-- Objective --
Find the lines containing the word "ingot" and copy every one of them.
[Begin]
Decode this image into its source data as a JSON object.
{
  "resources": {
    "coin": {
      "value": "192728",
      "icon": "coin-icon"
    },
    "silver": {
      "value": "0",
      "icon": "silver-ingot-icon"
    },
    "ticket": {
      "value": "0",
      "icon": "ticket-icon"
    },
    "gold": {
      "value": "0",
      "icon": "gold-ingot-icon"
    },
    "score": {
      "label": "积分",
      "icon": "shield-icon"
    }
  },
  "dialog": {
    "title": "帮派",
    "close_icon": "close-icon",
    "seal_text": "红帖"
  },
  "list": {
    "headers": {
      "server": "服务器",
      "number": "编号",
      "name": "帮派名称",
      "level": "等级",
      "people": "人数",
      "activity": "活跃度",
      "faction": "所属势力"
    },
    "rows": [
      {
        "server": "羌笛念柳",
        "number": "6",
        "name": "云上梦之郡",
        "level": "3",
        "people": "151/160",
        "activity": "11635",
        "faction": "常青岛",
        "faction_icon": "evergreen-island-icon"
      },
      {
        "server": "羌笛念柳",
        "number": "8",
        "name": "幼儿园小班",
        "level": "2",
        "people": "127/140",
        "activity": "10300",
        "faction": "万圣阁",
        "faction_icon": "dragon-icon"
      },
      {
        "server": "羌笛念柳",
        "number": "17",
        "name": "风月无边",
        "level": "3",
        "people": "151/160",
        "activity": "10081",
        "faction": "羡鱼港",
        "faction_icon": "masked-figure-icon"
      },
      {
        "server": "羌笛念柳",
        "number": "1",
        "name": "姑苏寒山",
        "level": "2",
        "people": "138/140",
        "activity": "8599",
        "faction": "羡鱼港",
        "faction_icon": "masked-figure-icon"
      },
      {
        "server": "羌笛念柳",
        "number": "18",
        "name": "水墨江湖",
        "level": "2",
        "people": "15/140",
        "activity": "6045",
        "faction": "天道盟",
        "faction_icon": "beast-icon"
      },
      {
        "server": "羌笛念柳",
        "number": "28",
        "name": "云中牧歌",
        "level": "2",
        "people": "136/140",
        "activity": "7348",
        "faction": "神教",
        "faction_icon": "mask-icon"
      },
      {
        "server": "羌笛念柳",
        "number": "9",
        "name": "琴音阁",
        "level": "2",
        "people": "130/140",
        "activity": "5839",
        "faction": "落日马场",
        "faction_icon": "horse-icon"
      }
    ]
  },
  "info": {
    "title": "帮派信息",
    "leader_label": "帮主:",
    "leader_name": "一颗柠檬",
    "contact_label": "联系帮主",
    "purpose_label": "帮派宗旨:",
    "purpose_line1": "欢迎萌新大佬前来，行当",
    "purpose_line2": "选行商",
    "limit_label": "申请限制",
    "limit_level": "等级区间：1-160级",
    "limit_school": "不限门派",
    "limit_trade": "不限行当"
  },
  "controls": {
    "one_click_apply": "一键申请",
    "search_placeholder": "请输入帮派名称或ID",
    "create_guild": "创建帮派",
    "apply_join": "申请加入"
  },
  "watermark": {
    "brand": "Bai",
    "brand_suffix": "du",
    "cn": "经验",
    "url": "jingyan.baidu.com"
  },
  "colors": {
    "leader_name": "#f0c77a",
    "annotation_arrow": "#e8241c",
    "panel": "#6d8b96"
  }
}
[End]
-- Correct result --
      "icon": "silver-ingot-icon"
      "icon": "gold-ingot-icon"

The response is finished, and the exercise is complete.